▸ EXERCISE BRIEF
Search the data for the word "elements" and copy every line where it occurs.

-------- PROVIDED DATA

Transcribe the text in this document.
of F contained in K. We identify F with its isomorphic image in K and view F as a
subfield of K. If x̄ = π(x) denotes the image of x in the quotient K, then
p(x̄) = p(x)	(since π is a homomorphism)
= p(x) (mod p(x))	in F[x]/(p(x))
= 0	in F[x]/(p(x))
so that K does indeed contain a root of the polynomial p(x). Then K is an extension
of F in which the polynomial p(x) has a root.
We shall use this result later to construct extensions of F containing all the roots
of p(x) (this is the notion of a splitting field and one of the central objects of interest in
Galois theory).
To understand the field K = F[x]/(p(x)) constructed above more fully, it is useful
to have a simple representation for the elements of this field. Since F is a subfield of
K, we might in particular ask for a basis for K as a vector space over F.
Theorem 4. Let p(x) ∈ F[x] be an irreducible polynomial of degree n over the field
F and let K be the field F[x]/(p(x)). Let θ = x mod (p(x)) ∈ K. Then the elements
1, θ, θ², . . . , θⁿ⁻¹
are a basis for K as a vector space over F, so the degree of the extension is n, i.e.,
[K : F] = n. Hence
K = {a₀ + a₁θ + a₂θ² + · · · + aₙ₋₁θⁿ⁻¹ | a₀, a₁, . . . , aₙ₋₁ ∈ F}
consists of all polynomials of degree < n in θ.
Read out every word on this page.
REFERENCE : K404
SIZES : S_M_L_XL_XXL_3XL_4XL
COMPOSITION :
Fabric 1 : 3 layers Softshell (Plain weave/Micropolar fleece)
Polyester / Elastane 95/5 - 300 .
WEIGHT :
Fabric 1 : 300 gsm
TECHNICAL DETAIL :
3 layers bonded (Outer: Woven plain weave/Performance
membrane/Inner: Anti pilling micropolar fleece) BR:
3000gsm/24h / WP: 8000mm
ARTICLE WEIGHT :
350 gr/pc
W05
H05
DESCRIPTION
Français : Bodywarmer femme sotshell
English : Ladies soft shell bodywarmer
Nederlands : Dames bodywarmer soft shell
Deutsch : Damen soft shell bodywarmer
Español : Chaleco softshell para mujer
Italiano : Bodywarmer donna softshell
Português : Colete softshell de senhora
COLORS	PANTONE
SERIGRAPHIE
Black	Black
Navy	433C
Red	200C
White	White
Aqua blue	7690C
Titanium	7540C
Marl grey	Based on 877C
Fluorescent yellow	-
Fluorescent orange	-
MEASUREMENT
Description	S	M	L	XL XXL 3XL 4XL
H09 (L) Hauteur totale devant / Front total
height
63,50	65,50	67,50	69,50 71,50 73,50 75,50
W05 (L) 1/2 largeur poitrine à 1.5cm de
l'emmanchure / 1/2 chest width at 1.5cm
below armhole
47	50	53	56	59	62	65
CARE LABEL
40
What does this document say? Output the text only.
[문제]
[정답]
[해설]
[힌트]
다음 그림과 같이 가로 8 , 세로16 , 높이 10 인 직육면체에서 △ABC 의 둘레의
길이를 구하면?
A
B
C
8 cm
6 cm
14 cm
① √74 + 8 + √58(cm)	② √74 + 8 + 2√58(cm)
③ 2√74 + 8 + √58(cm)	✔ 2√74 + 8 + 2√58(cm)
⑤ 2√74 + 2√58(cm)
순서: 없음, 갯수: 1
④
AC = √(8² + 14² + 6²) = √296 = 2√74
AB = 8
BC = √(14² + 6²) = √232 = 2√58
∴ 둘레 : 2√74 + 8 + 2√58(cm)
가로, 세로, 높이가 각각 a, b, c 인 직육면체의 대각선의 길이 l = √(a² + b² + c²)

----------------

▸ SOLUTION TO THIS TASK
to have a simple representation for the elements of this field. Since F is a subfield of
F and let K be the field F[x]/(p(x)). Let θ = x mod (p(x)) ∈ K. Then the elements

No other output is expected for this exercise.